Data excerpts

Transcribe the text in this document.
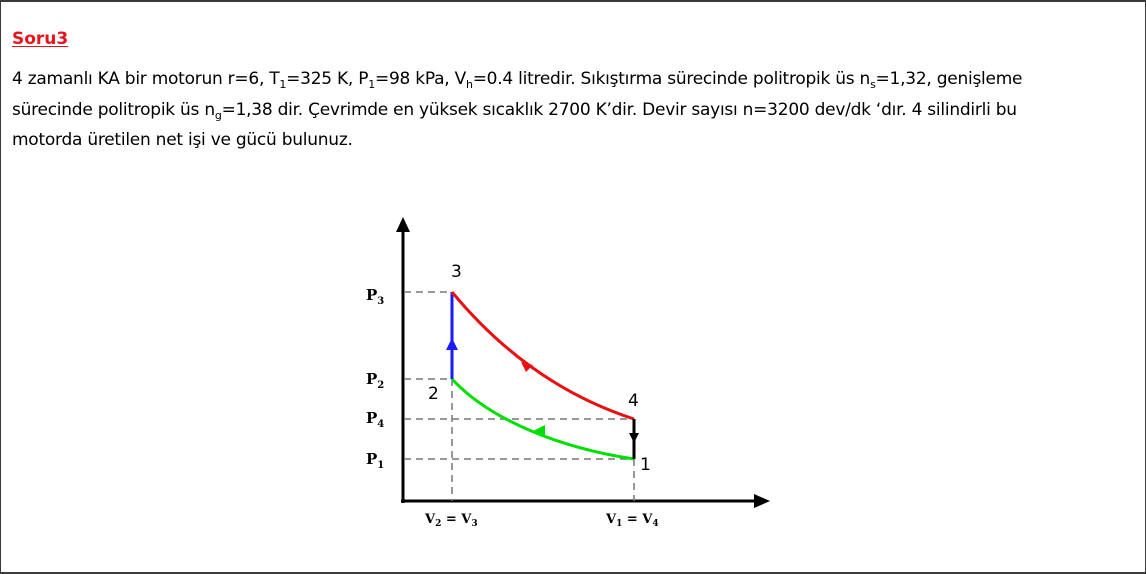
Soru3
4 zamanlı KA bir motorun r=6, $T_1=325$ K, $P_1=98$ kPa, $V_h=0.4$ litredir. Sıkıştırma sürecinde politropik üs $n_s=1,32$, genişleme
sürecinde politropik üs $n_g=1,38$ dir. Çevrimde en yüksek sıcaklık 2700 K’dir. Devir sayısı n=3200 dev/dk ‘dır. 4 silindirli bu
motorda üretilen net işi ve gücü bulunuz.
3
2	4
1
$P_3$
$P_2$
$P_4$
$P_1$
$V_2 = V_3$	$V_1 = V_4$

* * *

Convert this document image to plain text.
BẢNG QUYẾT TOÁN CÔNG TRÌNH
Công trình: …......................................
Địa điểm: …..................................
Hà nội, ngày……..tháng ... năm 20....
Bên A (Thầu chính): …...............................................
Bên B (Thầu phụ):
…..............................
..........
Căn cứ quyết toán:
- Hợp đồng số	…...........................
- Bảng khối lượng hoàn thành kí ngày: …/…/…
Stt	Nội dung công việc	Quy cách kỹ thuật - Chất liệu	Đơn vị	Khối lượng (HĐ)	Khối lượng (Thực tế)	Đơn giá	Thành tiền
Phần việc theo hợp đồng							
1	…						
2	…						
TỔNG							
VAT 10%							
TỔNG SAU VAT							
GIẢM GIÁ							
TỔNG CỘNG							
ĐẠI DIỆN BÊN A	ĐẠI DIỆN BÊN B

Exercise goal: Extract every line of the records above that contains the word "ngày".

Result:
Hà nội, ngày……..tháng ... năm 20....
- Bảng khối lượng hoàn thành kí ngày: …/…/…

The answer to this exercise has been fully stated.